(Extracted records)
++++++++++

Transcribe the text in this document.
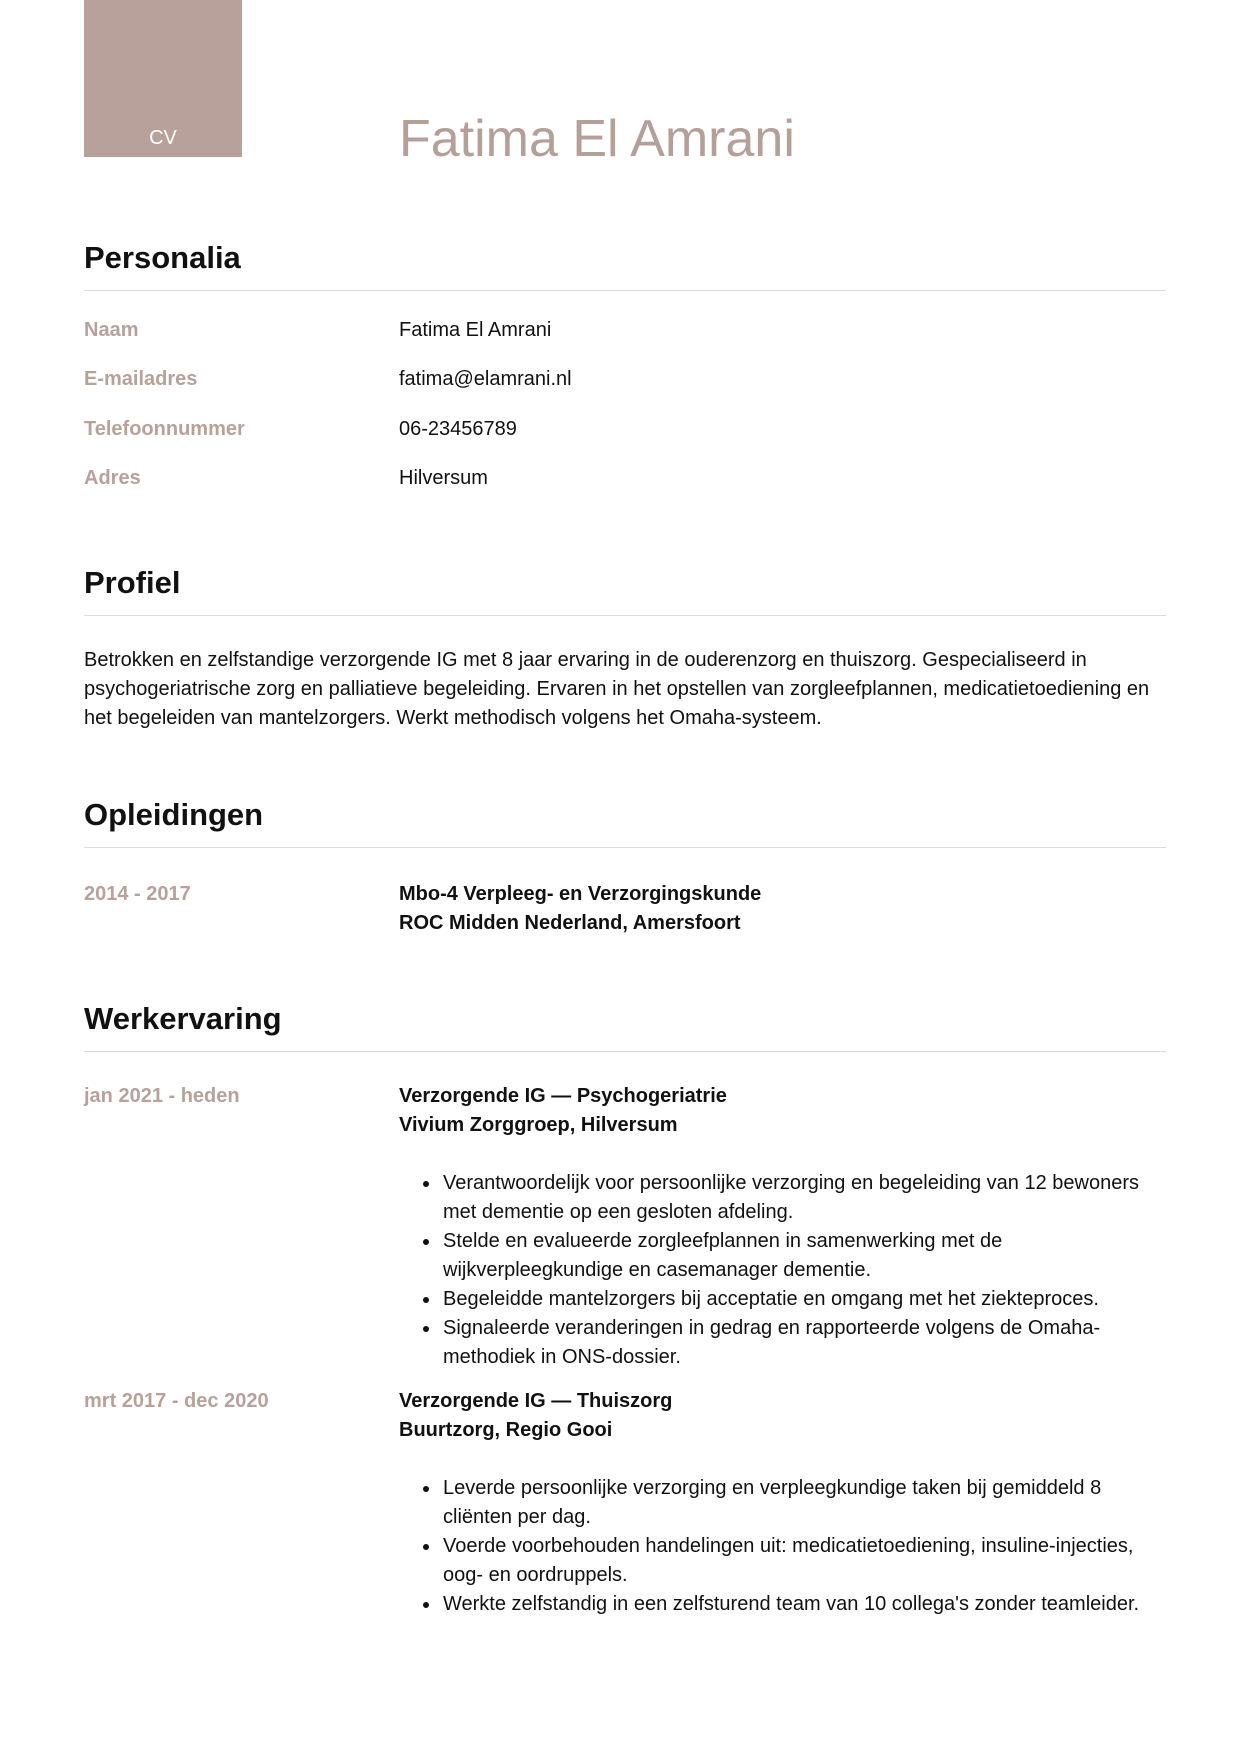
CV	Fatima El Amrani
Personalia
Naam	Fatima El Amrani
E-mailadres	fatima@elamrani.nl
Telefoonnummer	06-23456789
Adres	Hilversum
Profiel

Betrokken en zelfstandige verzorgende IG met 8 jaar ervaring in de ouderenzorg en thuiszorg. Gespecialiseerd in psychogeriatrische zorg en palliatieve begeleiding. Ervaren in het opstellen van zorgleefplannen, medicatietoediening en het begeleiden van mantelzorgers. Werkt methodisch volgens het Omaha-systeem.

Opleidingen
2014 - 2017	Mbo-4 Verpleeg- en Verzorgingskunde
ROC Midden Nederland, Amersfoort
Werkervaring
jan 2021 - heden	Verzorgende IG — Psychogeriatrie
Vivium Zorggroep, Hilversum
• Verantwoordelijk voor persoonlijke verzorging en begeleiding van 12 bewoners met dementie op een gesloten afdeling.
• Stelde en evalueerde zorgleefplannen in samenwerking met de wijkverpleegkundige en casemanager dementie.
• Begeleidde mantelzorgers bij acceptatie en omgang met het ziekteproces.
• Signaleerde veranderingen in gedrag en rapporteerde volgens de Omaha-methodiek in ONS-dossier.
mrt 2017 - dec 2020	Verzorgende IG — Thuiszorg
Buurtzorg, Regio Gooi
• Leverde persoonlijke verzorging en verpleegkundige taken bij gemiddeld 8 cliënten per dag.
• Voerde voorbehouden handelingen uit: medicatietoediening, insuline-injecties, oog- en oordruppels.
• Werkte zelfstandig in een zelfsturend team van 10 collega's zonder teamleider.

++++++++++

_Required task_: In the entries above, find each line with the string "persoonlijke" and copy it.

_Response to the exercise_:
• Verantwoordelijk voor persoonlijke verzorging en begeleiding van 12 bewoners met dementie op een gesloten afdeling.
• Leverde persoonlijke verzorging en verpleegkundige taken bij gemiddeld 8 cliënten per dag.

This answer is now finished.